SET PROBLEM. Each entry below must be repeated word for word.

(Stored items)
**********
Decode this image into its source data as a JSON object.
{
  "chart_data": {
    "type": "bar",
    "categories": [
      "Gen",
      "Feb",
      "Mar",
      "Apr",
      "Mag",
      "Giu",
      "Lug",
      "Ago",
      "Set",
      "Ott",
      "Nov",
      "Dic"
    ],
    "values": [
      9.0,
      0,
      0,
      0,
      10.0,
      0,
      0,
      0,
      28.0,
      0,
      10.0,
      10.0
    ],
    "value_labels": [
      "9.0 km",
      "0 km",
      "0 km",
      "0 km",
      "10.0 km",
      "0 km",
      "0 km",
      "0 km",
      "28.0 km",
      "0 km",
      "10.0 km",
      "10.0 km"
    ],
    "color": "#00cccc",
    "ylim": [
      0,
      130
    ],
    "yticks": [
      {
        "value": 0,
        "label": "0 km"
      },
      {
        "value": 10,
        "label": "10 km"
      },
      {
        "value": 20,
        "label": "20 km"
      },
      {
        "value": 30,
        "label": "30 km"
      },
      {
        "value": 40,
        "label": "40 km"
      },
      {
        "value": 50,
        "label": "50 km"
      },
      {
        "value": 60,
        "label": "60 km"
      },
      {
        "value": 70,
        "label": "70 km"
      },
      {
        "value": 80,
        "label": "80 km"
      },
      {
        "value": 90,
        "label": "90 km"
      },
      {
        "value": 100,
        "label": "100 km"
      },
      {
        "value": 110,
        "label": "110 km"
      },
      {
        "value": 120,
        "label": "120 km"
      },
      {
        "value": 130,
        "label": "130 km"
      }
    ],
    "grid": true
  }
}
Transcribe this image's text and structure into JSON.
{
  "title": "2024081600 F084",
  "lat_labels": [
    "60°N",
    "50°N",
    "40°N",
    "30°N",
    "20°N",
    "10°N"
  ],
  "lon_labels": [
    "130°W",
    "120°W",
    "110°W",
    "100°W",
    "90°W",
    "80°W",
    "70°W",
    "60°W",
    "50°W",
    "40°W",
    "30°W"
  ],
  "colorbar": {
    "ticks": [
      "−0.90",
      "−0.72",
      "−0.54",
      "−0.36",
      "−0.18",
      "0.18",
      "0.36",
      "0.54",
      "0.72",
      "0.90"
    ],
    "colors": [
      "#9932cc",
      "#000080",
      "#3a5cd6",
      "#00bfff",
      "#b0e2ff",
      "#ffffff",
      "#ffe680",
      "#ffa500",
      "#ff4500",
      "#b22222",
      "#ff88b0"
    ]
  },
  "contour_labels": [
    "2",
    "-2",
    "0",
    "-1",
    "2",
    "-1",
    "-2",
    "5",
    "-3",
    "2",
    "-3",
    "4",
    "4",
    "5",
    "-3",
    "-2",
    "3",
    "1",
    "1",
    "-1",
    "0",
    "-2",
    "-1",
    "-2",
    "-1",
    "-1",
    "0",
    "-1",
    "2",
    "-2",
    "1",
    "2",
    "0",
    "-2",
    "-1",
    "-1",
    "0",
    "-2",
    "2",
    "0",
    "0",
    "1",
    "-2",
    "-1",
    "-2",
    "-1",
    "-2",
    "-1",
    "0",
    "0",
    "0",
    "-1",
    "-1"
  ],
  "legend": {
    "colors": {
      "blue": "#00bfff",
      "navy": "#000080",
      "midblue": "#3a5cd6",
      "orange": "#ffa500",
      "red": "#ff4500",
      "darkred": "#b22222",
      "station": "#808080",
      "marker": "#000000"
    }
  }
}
**********
RESPONSE TO THE EXERCISE.
Decode this image into its source data as a JSON object.
{
  "chart_data": {
    "type": "bar",
    "categories": [
      "Gen",
      "Feb",
      "Mar",
      "Apr",
      "Mag",
      "Giu",
      "Lug",
      "Ago",
      "Set",
      "Ott",
      "Nov",
      "Dic"
    ],
    "values": [
      9.0,
      0,
      0,
      0,
      10.0,
      0,
      0,
      0,
      28.0,
      0,
      10.0,
      10.0
    ],
    "value_labels": [
      "9.0 km",
      "0 km",
      "0 km",
      "0 km",
      "10.0 km",
      "0 km",
      "0 km",
      "0 km",
      "28.0 km",
      "0 km",
      "10.0 km",
      "10.0 km"
    ],
    "color": "#00cccc",
    "ylim": [
      0,
      130
    ],
    "yticks": [
      {
        "value": 0,
        "label": "0 km"
      },
      {
        "value": 10,
        "label": "10 km"
      },
      {
        "value": 20,
        "label": "20 km"
      },
      {
        "value": 30,
        "label": "30 km"
      },
      {
        "value": 40,
        "label": "40 km"
      },
      {
        "value": 50,
        "label": "50 km"
      },
      {
        "value": 60,
        "label": "60 km"
      },
      {
        "value": 70,
        "label": "70 km"
      },
      {
        "value": 80,
        "label": "80 km"
      },
      {
        "value": 90,
        "label": "90 km"
      },
      {
        "value": 100,
        "label": "100 km"
      },
      {
        "value": 110,
        "label": "110 km"
      },
      {
        "value": 120,
        "label": "120 km"
      },
      {
        "value": 130,
        "label": "130 km"
      }
    ],
    "grid": true
  }
}
Transcribe this image's text and structure into JSON.
{
  "title": "2024081600 F084",
  "lat_labels": [
    "60°N",
    "50°N",
    "40°N",
    "30°N",
    "20°N",
    "10°N"
  ],
  "lon_labels": [
    "130°W",
    "120°W",
    "110°W",
    "100°W",
    "90°W",
    "80°W",
    "70°W",
    "60°W",
    "50°W",
    "40°W",
    "30°W"
  ],
  "colorbar": {
    "ticks": [
      "−0.90",
      "−0.72",
      "−0.54",
      "−0.36",
      "−0.18",
      "0.18",
      "0.36",
      "0.54",
      "0.72",
      "0.90"
    ],
    "colors": [
      "#9932cc",
      "#000080",
      "#3a5cd6",
      "#00bfff",
      "#b0e2ff",
      "#ffffff",
      "#ffe680",
      "#ffa500",
      "#ff4500",
      "#b22222",
      "#ff88b0"
    ]
  },
  "contour_labels": [
    "2",
    "-2",
    "0",
    "-1",
    "2",
    "-1",
    "-2",
    "5",
    "-3",
    "2",
    "-3",
    "4",
    "4",
    "5",
    "-3",
    "-2",
    "3",
    "1",
    "1",
    "-1",
    "0",
    "-2",
    "-1",
    "-2",
    "-1",
    "-1",
    "0",
    "-1",
    "2",
    "-2",
    "1",
    "2",
    "0",
    "-2",
    "-1",
    "-1",
    "0",
    "-2",
    "2",
    "0",
    "0",
    "1",
    "-2",
    "-1",
    "-2",
    "-1",
    "-2",
    "-1",
    "0",
    "0",
    "0",
    "-1",
    "-1"
  ],
  "legend": {
    "colors": {
      "blue": "#00bfff",
      "navy": "#000080",
      "midblue": "#3a5cd6",
      "orange": "#ffa500",
      "red": "#ff4500",
      "darkred": "#b22222",
      "station": "#808080",
      "marker": "#000000"
    }
  }
}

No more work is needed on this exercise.